Work to be completed:
Among the entries below, find the lines with "subtitle" and copy them.
>>
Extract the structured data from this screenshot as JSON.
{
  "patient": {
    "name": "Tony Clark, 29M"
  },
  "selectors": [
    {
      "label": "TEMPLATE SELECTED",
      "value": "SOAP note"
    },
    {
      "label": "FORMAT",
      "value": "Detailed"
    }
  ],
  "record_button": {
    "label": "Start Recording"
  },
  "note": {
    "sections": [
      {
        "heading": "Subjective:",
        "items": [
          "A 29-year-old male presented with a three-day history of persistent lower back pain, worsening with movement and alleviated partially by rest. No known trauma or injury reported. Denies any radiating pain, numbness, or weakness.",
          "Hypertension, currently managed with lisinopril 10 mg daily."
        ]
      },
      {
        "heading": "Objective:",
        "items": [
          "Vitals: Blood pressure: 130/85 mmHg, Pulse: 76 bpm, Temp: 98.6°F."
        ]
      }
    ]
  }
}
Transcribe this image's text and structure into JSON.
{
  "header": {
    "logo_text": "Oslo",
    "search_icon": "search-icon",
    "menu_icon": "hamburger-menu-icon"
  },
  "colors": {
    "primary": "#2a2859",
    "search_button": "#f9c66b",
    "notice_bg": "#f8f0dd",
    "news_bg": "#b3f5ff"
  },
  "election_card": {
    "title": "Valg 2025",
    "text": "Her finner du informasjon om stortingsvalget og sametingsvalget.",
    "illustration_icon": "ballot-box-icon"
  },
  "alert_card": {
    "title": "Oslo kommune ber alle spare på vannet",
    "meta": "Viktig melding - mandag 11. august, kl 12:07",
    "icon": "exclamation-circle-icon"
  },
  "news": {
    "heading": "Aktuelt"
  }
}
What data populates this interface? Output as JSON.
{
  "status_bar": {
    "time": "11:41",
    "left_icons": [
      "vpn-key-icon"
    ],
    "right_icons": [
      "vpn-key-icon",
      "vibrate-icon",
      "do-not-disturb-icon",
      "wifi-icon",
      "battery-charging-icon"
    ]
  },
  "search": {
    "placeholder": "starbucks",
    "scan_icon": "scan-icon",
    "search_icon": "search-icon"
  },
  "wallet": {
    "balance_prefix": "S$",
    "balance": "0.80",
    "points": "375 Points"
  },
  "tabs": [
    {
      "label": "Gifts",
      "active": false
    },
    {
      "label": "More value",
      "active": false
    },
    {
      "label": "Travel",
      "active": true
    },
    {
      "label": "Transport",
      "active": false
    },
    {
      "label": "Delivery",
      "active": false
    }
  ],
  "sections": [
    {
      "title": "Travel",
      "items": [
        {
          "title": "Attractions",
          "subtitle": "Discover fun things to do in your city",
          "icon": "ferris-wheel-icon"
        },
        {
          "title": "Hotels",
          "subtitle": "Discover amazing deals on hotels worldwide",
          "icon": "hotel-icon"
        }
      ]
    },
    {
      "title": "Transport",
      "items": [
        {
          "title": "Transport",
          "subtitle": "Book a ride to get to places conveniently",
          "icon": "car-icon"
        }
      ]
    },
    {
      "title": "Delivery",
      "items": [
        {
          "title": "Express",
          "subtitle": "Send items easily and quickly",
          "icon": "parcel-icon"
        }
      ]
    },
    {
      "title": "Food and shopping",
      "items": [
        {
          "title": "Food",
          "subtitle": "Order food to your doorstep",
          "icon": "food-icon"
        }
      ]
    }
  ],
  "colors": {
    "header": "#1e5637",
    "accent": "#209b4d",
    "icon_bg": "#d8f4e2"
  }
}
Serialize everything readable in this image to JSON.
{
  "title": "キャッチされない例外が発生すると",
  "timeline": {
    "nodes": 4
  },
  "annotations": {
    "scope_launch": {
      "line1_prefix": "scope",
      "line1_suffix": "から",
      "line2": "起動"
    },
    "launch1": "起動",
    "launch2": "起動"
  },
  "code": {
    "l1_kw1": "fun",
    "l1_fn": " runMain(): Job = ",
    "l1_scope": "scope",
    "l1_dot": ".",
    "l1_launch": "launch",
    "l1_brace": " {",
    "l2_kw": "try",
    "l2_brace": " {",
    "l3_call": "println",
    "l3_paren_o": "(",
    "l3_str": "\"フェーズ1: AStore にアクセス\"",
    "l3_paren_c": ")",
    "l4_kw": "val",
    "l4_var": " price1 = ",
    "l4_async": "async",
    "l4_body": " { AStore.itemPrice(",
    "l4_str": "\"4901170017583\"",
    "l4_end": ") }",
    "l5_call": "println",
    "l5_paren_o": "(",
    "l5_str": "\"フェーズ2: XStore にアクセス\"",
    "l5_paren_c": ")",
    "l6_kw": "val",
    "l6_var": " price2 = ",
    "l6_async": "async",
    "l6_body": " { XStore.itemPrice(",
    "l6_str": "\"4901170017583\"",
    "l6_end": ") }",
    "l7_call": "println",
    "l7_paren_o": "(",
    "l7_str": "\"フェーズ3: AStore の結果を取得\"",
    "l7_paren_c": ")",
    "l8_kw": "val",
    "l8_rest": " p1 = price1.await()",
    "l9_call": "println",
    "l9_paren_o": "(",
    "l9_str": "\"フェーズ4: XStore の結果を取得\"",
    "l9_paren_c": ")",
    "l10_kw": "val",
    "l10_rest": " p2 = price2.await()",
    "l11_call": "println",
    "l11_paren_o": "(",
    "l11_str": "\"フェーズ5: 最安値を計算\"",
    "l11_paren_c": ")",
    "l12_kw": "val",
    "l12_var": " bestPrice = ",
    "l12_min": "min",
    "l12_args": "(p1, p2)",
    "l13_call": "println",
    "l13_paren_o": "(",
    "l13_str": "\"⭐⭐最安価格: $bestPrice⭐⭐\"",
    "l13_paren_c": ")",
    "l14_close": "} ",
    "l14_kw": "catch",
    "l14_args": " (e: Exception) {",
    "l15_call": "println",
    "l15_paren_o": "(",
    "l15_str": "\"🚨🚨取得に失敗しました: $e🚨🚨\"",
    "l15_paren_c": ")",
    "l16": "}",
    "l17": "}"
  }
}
<<
Final answer:
          "subtitle": "Discover fun things to do in your city",
          "subtitle": "Discover amazing deals on hotels worldwide",
          "subtitle": "Book a ride to get to places conveniently",
          "subtitle": "Send items easily and quickly",
          "subtitle": "Order food to your doorstep",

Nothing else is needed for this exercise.